Written request: Lines containing the word "dont" should be extracted in full.

Entries supplied:
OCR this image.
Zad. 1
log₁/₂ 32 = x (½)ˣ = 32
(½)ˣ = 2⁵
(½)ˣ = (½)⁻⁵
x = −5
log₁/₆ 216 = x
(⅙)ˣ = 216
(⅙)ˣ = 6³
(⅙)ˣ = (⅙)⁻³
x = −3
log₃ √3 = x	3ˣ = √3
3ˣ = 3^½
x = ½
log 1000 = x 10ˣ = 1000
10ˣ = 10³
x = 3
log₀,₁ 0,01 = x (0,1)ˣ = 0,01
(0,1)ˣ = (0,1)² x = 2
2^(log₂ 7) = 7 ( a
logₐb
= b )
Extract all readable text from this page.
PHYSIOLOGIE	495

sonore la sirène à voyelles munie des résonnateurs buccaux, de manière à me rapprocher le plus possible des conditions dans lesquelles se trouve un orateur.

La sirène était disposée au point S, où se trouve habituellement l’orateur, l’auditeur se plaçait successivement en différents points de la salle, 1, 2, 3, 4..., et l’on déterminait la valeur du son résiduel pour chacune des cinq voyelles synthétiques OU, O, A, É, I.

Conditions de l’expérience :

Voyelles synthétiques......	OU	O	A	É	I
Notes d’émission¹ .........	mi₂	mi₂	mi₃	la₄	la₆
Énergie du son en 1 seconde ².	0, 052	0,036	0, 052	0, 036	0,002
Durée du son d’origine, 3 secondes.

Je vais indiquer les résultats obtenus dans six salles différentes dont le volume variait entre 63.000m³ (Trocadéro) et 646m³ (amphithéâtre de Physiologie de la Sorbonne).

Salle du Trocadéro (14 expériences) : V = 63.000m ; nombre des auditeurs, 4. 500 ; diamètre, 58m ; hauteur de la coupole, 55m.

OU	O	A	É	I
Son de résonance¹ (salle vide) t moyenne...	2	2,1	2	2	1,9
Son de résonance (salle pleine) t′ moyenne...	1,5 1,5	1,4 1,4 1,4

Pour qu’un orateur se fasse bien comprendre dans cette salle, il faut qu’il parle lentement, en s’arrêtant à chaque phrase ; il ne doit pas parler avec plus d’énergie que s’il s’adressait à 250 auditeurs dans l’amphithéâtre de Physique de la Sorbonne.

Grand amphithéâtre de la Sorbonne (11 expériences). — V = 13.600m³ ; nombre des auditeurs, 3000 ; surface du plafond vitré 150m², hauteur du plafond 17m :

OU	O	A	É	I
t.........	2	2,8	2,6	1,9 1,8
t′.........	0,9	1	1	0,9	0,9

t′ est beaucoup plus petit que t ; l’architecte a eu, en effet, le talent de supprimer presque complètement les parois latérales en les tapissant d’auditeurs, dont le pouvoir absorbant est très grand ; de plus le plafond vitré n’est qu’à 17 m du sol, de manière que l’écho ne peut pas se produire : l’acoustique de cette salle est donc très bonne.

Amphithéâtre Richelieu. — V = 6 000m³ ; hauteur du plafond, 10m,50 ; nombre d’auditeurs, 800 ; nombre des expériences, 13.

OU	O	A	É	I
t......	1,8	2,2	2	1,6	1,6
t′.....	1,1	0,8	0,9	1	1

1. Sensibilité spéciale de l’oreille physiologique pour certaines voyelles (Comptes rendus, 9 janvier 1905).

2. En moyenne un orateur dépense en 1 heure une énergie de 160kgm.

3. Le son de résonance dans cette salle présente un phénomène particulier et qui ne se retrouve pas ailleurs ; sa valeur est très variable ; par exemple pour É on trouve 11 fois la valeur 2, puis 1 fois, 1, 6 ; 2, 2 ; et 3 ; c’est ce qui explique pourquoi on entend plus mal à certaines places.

Written solution:
Je vais indiquer les résultats obtenus dans six salles différentes dont le volume variait entre 63.000m³ (Trocadéro) et 646m³ (amphithéâtre de Physiologie de la Sorbonne).
t′ est beaucoup plus petit que t ; l’architecte a eu, en effet, le talent de supprimer presque complètement les parois latérales en les tapissant d’auditeurs, dont le pouvoir absorbant est très grand ; de plus le plafond vitré n’est qu’à 17 m du sol, de manière que l’écho ne peut pas se produire : l’acoustique de cette salle est donc très bonne.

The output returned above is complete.